Records from a dataset:
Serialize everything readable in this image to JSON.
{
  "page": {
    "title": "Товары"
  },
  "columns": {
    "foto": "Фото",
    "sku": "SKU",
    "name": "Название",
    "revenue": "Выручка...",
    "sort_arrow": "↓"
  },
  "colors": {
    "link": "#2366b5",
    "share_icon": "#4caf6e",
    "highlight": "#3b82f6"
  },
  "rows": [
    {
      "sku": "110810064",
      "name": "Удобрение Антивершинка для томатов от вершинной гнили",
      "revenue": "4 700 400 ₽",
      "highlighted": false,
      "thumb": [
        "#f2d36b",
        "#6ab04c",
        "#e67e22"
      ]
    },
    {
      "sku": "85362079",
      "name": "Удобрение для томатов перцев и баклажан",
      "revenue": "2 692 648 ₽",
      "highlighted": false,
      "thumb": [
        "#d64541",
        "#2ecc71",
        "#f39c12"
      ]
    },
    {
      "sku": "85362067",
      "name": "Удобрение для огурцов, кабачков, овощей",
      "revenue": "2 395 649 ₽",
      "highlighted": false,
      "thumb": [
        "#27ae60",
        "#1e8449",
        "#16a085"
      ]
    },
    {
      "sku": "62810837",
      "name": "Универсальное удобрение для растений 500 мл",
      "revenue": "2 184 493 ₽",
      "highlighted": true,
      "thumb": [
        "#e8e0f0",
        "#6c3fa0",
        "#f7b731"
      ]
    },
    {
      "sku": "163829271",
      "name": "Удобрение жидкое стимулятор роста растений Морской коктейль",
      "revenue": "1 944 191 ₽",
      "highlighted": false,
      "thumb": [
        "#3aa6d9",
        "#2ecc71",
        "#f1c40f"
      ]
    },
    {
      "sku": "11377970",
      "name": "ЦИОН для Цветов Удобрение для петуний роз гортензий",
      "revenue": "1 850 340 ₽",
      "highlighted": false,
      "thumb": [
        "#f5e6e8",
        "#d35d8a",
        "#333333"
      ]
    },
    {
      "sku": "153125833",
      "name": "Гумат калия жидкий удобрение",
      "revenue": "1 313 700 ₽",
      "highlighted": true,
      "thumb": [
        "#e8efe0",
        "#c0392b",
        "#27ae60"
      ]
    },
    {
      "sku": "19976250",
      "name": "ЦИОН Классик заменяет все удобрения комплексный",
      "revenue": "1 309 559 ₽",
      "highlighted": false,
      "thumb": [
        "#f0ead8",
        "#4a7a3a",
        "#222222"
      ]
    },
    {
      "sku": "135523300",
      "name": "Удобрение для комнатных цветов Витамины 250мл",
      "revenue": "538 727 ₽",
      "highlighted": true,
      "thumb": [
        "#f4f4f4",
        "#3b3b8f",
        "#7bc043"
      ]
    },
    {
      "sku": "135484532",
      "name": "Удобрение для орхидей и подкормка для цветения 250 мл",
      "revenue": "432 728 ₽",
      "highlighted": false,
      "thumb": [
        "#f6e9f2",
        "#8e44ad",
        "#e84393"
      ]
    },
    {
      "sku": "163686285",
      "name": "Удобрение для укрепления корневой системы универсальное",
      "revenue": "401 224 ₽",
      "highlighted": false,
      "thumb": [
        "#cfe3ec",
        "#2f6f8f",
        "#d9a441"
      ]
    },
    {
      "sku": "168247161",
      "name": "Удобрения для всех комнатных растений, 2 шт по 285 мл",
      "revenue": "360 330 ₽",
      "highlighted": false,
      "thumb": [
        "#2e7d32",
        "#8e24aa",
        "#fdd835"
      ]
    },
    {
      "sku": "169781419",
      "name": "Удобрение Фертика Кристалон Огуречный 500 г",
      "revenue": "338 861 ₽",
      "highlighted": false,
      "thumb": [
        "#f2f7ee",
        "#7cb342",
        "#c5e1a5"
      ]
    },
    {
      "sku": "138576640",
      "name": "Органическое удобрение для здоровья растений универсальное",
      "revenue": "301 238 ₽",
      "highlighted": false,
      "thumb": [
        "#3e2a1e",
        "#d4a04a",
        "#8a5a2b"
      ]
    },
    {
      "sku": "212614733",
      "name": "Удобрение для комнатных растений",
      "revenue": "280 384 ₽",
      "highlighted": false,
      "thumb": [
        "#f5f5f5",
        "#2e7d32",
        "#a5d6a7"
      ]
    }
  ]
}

■ **Short exercise**
All the entries above need to be reproduced exactly.

■ **Solution to the problem**
Serialize everything readable in this image to JSON.
{
  "page": {
    "title": "Товары"
  },
  "columns": {
    "foto": "Фото",
    "sku": "SKU",
    "name": "Название",
    "revenue": "Выручка...",
    "sort_arrow": "↓"
  },
  "colors": {
    "link": "#2366b5",
    "share_icon": "#4caf6e",
    "highlight": "#3b82f6"
  },
  "rows": [
    {
      "sku": "110810064",
      "name": "Удобрение Антивершинка для томатов от вершинной гнили",
      "revenue": "4 700 400 ₽",
      "highlighted": false,
      "thumb": [
        "#f2d36b",
        "#6ab04c",
        "#e67e22"
      ]
    },
    {
      "sku": "85362079",
      "name": "Удобрение для томатов перцев и баклажан",
      "revenue": "2 692 648 ₽",
      "highlighted": false,
      "thumb": [
        "#d64541",
        "#2ecc71",
        "#f39c12"
      ]
    },
    {
      "sku": "85362067",
      "name": "Удобрение для огурцов, кабачков, овощей",
      "revenue": "2 395 649 ₽",
      "highlighted": false,
      "thumb": [
        "#27ae60",
        "#1e8449",
        "#16a085"
      ]
    },
    {
      "sku": "62810837",
      "name": "Универсальное удобрение для растений 500 мл",
      "revenue": "2 184 493 ₽",
      "highlighted": true,
      "thumb": [
        "#e8e0f0",
        "#6c3fa0",
        "#f7b731"
      ]
    },
    {
      "sku": "163829271",
      "name": "Удобрение жидкое стимулятор роста растений Морской коктейль",
      "revenue": "1 944 191 ₽",
      "highlighted": false,
      "thumb": [
        "#3aa6d9",
        "#2ecc71",
        "#f1c40f"
      ]
    },
    {
      "sku": "11377970",
      "name": "ЦИОН для Цветов Удобрение для петуний роз гортензий",
      "revenue": "1 850 340 ₽",
      "highlighted": false,
      "thumb": [
        "#f5e6e8",
        "#d35d8a",
        "#333333"
      ]
    },
    {
      "sku": "153125833",
      "name": "Гумат калия жидкий удобрение",
      "revenue": "1 313 700 ₽",
      "highlighted": true,
      "thumb": [
        "#e8efe0",
        "#c0392b",
        "#27ae60"
      ]
    },
    {
      "sku": "19976250",
      "name": "ЦИОН Классик заменяет все удобрения комплексный",
      "revenue": "1 309 559 ₽",
      "highlighted": false,
      "thumb": [
        "#f0ead8",
        "#4a7a3a",
        "#222222"
      ]
    },
    {
      "sku": "135523300",
      "name": "Удобрение для комнатных цветов Витамины 250мл",
      "revenue": "538 727 ₽",
      "highlighted": true,
      "thumb": [
        "#f4f4f4",
        "#3b3b8f",
        "#7bc043"
      ]
    },
    {
      "sku": "135484532",
      "name": "Удобрение для орхидей и подкормка для цветения 250 мл",
      "revenue": "432 728 ₽",
      "highlighted": false,
      "thumb": [
        "#f6e9f2",
        "#8e44ad",
        "#e84393"
      ]
    },
    {
      "sku": "163686285",
      "name": "Удобрение для укрепления корневой системы универсальное",
      "revenue": "401 224 ₽",
      "highlighted": false,
      "thumb": [
        "#cfe3ec",
        "#2f6f8f",
        "#d9a441"
      ]
    },
    {
      "sku": "168247161",
      "name": "Удобрения для всех комнатных растений, 2 шт по 285 мл",
      "revenue": "360 330 ₽",
      "highlighted": false,
      "thumb": [
        "#2e7d32",
        "#8e24aa",
        "#fdd835"
      ]
    },
    {
      "sku": "169781419",
      "name": "Удобрение Фертика Кристалон Огуречный 500 г",
      "revenue": "338 861 ₽",
      "highlighted": false,
      "thumb": [
        "#f2f7ee",
        "#7cb342",
        "#c5e1a5"
      ]
    },
    {
      "sku": "138576640",
      "name": "Органическое удобрение для здоровья растений универсальное",
      "revenue": "301 238 ₽",
      "highlighted": false,
      "thumb": [
        "#3e2a1e",
        "#d4a04a",
        "#8a5a2b"
      ]
    },
    {
      "sku": "212614733",
      "name": "Удобрение для комнатных растений",
      "revenue": "280 384 ₽",
      "highlighted": false,
      "thumb": [
        "#f5f5f5",
        "#2e7d32",
        "#a5d6a7"
      ]
    }
  ]
}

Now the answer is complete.